• **Your goal**
Isolate every line in the data with the string "ACTIF" and copy it.

## START Dataset

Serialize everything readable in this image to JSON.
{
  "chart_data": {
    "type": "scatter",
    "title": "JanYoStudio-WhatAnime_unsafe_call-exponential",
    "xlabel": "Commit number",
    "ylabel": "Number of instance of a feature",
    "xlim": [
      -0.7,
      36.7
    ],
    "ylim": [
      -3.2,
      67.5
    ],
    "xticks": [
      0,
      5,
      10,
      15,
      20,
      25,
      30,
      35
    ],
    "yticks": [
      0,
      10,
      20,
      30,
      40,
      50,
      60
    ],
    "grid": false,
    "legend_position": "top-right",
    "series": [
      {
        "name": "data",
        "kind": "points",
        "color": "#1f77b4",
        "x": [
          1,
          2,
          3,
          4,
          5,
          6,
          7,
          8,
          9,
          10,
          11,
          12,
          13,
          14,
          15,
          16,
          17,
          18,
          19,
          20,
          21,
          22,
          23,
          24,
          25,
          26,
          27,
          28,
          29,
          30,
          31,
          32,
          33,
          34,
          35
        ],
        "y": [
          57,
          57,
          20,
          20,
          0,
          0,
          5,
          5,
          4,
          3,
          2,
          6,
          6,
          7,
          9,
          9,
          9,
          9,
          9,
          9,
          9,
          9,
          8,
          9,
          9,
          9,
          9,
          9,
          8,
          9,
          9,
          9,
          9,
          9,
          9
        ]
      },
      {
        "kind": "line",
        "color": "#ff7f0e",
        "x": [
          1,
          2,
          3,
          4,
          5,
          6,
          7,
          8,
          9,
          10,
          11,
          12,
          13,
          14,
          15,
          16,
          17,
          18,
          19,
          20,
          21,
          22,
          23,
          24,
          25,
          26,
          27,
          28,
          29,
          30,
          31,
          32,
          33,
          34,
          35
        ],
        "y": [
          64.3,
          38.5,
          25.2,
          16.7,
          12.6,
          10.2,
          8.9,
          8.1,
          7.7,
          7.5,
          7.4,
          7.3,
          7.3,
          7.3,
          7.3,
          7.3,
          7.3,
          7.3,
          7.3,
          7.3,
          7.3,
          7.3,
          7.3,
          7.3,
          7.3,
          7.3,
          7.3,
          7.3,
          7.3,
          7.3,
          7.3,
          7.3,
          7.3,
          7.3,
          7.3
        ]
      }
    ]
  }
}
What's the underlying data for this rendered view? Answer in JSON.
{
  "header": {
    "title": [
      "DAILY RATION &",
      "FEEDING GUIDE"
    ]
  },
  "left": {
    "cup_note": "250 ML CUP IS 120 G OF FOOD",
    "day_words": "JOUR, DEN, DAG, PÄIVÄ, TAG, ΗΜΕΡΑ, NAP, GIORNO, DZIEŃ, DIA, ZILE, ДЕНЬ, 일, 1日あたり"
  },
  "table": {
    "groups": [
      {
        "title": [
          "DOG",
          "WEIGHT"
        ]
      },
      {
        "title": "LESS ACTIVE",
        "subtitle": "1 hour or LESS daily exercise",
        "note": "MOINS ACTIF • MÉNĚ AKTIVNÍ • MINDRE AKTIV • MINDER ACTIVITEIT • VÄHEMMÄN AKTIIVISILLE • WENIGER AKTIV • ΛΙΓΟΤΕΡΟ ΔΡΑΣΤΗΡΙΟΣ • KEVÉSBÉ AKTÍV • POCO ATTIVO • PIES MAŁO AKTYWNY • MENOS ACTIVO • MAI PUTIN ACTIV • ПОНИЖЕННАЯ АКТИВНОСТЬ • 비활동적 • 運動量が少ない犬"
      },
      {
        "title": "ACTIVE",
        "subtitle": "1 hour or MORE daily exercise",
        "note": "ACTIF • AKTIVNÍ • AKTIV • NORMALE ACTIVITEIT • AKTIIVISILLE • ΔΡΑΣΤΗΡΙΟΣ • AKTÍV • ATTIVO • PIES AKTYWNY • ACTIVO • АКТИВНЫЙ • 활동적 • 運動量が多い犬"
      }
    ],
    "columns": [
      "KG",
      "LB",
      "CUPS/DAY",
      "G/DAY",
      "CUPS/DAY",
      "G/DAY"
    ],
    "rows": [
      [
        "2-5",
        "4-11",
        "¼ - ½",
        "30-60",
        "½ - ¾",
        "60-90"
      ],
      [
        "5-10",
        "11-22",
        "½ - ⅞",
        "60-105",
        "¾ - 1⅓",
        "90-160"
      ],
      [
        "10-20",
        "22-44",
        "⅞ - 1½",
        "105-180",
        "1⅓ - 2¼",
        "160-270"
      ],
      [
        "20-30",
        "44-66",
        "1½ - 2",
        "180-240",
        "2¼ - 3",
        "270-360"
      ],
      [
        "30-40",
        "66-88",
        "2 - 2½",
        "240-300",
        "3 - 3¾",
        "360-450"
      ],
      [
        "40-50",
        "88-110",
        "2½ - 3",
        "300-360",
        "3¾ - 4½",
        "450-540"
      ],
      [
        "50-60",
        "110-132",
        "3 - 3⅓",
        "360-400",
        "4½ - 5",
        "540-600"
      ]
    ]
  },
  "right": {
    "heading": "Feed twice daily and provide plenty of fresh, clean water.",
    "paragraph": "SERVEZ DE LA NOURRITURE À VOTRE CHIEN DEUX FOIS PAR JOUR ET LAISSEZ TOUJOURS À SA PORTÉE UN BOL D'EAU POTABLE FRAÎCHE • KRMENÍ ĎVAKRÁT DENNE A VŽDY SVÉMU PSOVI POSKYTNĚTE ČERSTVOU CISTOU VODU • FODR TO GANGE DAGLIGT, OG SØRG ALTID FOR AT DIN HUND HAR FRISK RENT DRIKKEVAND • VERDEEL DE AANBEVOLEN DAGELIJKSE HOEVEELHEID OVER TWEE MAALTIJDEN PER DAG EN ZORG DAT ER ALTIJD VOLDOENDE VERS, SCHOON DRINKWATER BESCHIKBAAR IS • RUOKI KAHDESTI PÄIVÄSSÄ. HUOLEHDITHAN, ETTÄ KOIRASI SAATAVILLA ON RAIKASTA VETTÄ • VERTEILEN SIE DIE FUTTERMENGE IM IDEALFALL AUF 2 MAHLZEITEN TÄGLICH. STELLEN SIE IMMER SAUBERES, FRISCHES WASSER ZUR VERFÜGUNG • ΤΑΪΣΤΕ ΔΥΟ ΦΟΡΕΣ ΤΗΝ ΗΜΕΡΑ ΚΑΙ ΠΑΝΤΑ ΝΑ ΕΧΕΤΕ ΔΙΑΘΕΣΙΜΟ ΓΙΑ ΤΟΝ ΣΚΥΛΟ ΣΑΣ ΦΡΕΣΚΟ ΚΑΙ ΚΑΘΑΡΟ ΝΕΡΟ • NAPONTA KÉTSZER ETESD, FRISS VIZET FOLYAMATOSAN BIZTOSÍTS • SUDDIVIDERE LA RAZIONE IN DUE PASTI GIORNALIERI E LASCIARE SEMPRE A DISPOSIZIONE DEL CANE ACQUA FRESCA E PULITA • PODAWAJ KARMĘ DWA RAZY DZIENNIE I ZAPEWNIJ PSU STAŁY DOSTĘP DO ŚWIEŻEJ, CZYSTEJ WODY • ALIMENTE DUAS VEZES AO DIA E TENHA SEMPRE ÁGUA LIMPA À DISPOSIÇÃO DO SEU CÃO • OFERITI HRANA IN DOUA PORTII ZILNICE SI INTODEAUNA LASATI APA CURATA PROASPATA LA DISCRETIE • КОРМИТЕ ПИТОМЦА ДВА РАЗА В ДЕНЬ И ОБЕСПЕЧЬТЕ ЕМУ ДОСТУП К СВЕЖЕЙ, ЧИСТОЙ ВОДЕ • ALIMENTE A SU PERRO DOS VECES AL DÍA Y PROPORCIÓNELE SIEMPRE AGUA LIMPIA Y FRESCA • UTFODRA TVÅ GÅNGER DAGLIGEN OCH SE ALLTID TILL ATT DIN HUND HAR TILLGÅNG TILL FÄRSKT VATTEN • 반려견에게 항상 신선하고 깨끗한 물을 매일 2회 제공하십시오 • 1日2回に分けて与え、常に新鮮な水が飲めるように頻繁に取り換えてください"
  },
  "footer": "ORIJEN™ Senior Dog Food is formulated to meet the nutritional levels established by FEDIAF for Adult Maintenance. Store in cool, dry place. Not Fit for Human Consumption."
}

## END Dataset

• **Result of the task**
        "note": "MOINS ACTIF • MÉNĚ AKTIVNÍ • MINDRE AKTIV • MINDER ACTIVITEIT • VÄHEMMÄN AKTIIVISILLE • WENIGER AKTIV • ΛΙΓΟΤΕΡΟ ΔΡΑΣΤΗΡΙΟΣ • KEVÉSBÉ AKTÍV • POCO ATTIVO • PIES MAŁO AKTYWNY • MENOS ACTIVO • MAI PUTIN ACTIV • ПОНИЖЕННАЯ АКТИВНОСТЬ • 비활동적 • 運動量が少ない犬"
        "note": "ACTIF • AKTIVNÍ • AKTIV • NORMALE ACTIVITEIT • AKTIIVISILLE • ΔΡΑΣΤΗΡΙΟΣ • AKTÍV • ATTIVO • PIES AKTYWNY • ACTIVO • АКТИВНЫЙ • 활동적 • 運動量が多い犬"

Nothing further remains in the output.